>> Start

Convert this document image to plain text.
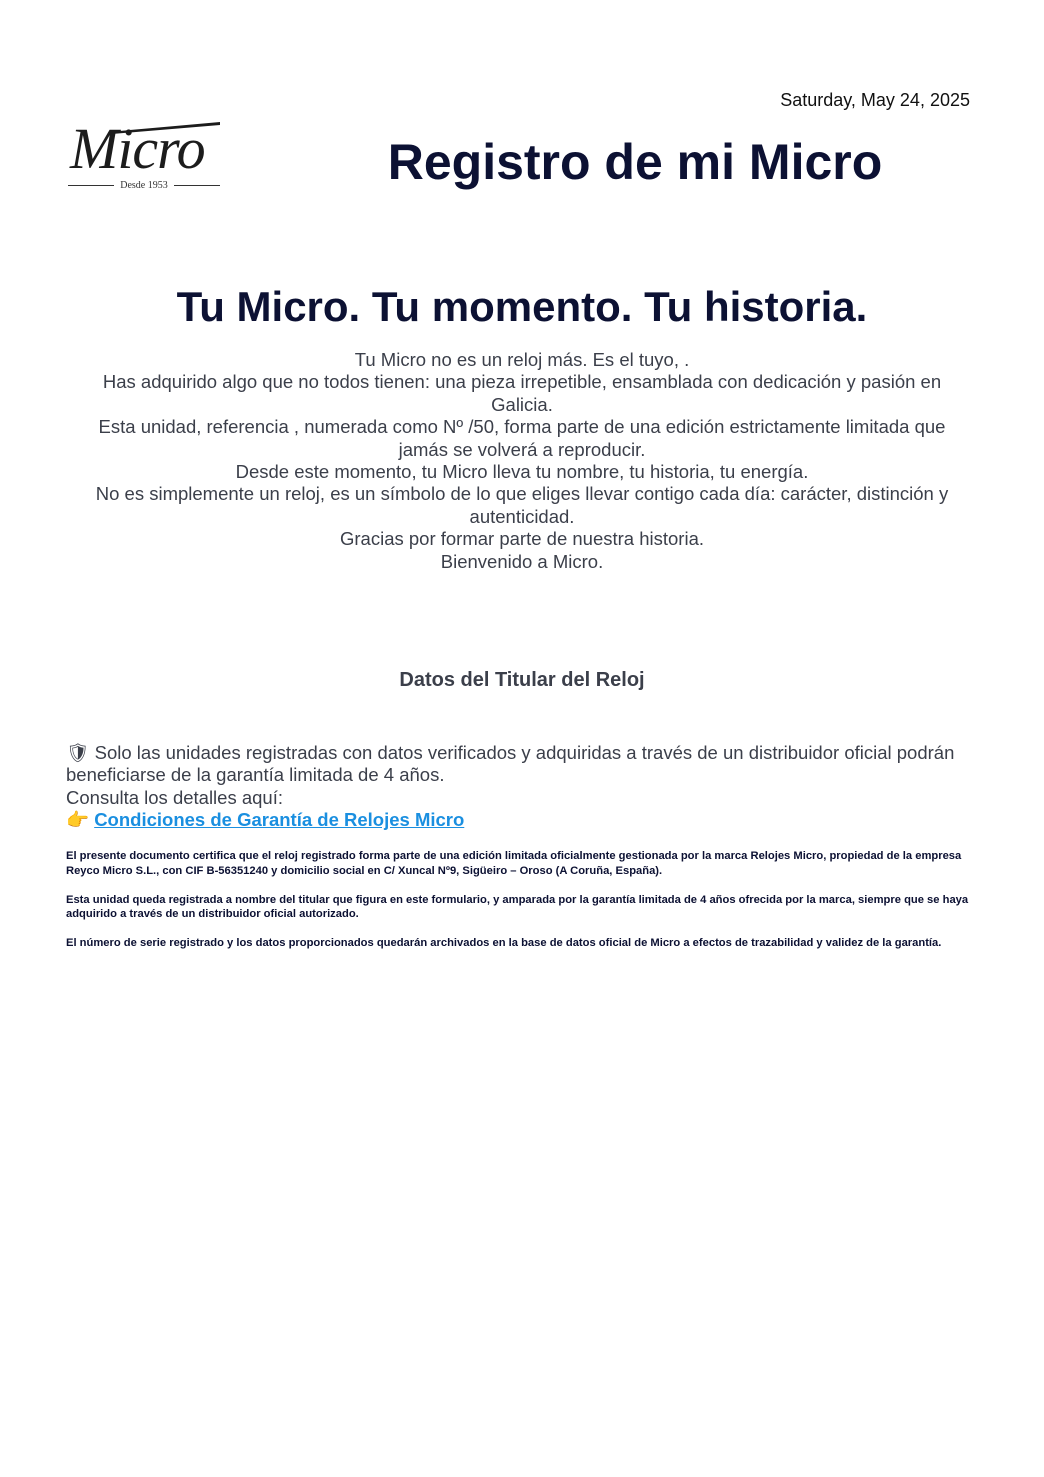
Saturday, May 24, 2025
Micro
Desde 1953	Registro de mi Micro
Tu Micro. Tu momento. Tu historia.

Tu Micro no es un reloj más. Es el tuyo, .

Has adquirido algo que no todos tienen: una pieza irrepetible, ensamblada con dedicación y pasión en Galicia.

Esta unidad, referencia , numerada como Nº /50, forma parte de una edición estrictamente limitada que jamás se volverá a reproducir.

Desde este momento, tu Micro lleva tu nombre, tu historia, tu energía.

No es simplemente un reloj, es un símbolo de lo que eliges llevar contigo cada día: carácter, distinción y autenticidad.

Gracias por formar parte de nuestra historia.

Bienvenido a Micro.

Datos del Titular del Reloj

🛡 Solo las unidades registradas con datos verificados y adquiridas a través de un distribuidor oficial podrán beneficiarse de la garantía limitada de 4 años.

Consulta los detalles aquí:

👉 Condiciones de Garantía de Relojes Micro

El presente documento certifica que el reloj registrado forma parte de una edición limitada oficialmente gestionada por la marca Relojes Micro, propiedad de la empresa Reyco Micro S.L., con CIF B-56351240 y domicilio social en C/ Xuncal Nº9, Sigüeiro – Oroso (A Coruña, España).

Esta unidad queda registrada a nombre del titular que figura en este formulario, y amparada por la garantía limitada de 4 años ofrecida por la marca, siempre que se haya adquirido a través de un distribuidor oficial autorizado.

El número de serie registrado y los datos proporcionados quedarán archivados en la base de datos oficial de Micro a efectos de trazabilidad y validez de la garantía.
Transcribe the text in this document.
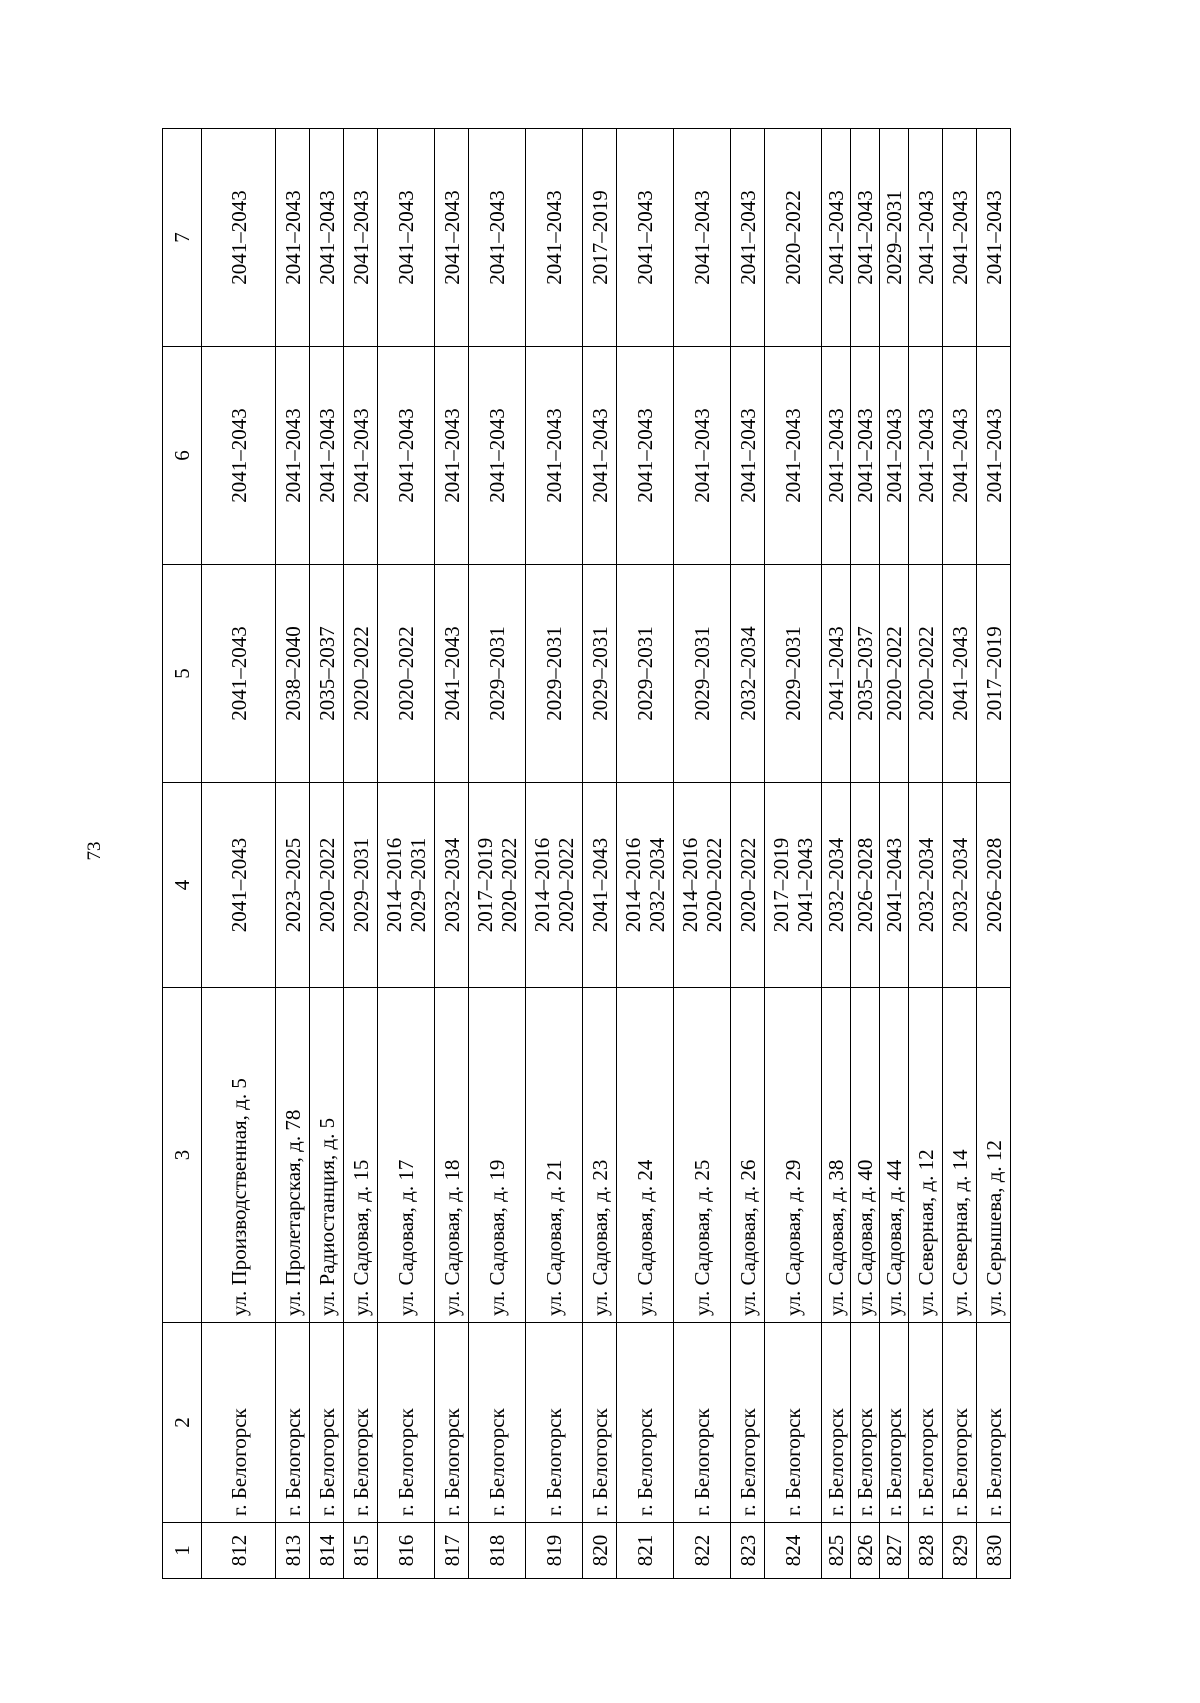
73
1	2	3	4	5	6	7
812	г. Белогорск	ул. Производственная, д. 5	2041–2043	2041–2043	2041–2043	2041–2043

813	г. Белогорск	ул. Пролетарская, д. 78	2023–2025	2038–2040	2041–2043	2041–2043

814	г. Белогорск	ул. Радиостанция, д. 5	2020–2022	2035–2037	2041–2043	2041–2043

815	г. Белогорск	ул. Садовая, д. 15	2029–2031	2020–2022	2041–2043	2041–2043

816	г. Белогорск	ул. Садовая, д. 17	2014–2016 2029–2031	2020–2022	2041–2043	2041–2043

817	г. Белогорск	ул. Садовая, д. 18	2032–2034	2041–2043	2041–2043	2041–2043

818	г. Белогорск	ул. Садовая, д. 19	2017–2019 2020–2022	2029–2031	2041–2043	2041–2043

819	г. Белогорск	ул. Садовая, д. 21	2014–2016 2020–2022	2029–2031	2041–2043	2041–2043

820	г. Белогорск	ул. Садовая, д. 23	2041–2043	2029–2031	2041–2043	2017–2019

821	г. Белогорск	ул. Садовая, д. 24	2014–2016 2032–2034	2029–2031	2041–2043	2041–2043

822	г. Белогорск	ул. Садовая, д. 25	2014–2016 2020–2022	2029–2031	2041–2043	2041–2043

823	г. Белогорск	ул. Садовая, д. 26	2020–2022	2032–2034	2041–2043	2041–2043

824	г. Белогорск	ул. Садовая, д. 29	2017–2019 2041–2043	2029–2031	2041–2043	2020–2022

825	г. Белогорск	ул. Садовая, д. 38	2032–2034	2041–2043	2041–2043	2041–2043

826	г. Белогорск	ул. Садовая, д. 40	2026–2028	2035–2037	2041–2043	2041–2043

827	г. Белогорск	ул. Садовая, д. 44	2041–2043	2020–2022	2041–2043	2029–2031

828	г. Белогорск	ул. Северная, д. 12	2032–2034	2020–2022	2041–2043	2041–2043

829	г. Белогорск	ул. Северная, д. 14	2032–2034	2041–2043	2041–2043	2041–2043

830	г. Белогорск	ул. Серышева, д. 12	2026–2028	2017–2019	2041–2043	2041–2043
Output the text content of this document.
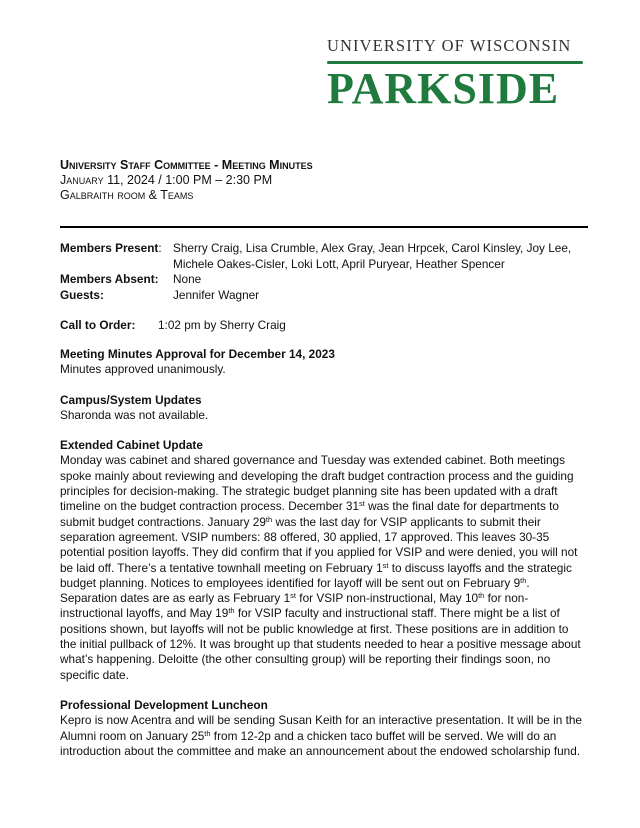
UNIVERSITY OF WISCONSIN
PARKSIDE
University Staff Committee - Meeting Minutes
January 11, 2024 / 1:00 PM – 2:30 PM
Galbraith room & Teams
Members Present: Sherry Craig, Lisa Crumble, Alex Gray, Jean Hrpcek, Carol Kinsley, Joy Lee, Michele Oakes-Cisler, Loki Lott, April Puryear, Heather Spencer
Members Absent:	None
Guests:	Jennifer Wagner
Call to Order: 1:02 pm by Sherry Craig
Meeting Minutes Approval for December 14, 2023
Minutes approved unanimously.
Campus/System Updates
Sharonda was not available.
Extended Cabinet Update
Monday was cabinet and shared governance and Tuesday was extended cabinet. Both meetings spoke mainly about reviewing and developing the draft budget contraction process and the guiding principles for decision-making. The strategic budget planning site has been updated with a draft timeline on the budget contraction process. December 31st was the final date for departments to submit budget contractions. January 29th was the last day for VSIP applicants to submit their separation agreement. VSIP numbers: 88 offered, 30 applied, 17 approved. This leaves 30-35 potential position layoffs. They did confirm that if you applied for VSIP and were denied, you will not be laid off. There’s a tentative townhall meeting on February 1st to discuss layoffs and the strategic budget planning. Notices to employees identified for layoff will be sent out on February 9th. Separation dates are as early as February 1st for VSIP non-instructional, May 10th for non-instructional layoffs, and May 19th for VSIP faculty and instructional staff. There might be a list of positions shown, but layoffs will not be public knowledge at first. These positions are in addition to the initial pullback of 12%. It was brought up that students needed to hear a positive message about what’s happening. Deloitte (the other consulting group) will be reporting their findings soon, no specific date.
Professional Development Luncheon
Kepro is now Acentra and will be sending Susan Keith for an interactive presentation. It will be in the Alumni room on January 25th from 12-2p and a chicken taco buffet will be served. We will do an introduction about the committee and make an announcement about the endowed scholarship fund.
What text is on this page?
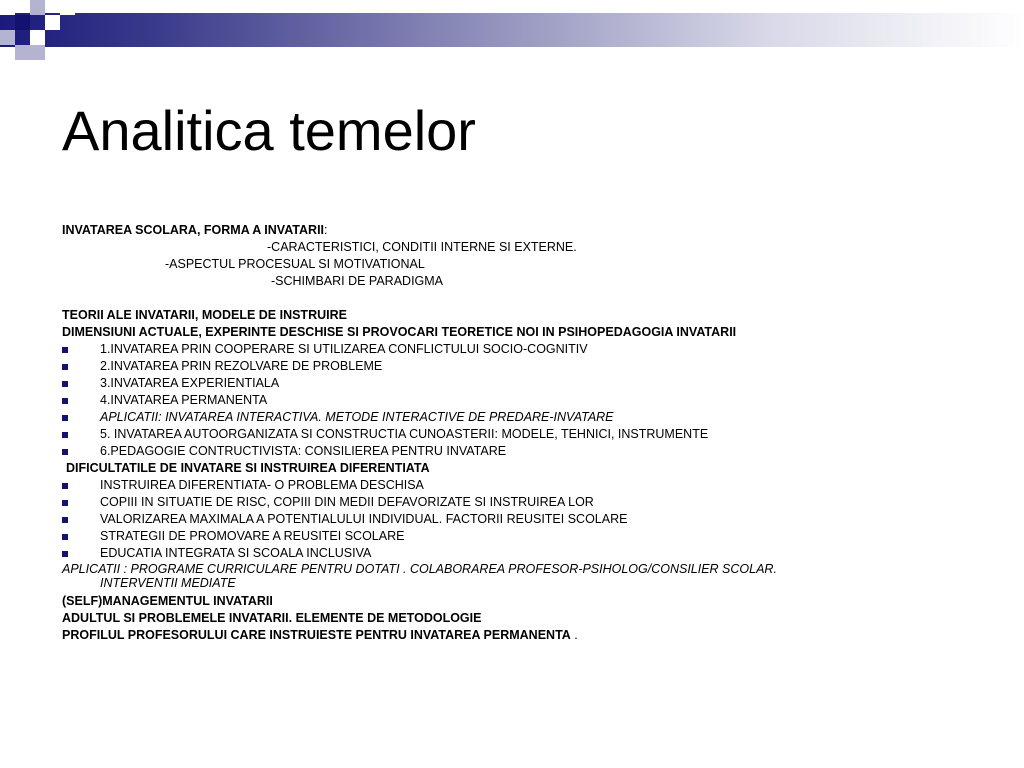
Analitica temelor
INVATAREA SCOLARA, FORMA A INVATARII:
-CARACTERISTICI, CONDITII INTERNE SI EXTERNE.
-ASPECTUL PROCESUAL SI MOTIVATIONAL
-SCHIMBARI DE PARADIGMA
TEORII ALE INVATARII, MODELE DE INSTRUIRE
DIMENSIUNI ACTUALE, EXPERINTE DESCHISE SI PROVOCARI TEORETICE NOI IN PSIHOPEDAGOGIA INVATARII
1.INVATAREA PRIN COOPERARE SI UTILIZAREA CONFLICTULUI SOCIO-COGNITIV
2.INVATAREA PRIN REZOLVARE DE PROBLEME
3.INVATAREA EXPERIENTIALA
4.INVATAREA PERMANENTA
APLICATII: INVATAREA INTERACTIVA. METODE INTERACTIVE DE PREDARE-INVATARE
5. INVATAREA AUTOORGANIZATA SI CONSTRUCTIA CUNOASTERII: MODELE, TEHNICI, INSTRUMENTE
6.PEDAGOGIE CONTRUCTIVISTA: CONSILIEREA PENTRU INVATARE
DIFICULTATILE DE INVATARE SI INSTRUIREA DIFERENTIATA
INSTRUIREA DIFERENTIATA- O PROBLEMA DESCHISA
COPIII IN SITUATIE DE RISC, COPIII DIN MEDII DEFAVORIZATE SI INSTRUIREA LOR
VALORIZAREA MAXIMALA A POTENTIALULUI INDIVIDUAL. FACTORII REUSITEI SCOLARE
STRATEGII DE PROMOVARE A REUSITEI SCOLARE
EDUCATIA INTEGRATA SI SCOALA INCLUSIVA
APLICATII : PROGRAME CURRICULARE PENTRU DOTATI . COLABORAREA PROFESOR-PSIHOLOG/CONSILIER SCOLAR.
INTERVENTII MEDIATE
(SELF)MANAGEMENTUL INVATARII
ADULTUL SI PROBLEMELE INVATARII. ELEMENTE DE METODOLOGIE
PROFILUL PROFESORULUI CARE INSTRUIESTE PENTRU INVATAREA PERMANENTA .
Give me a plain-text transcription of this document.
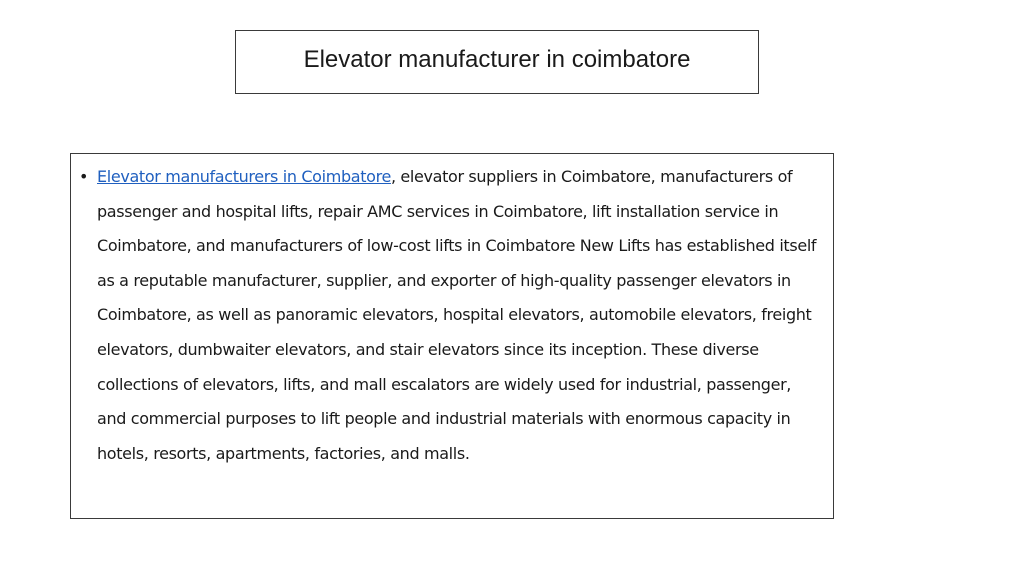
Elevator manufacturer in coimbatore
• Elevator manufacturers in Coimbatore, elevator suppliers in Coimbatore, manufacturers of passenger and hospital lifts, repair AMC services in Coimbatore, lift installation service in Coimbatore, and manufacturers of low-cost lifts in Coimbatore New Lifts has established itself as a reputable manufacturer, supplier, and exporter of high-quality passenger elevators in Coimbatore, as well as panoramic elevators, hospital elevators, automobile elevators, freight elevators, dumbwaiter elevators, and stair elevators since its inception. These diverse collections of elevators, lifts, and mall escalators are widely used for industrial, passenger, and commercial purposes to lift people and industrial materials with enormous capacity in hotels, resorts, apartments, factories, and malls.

>> End

# To do:
The answer is a single number, the count of lines in the records that contain the string "adquirido".

# Reply to the task:
2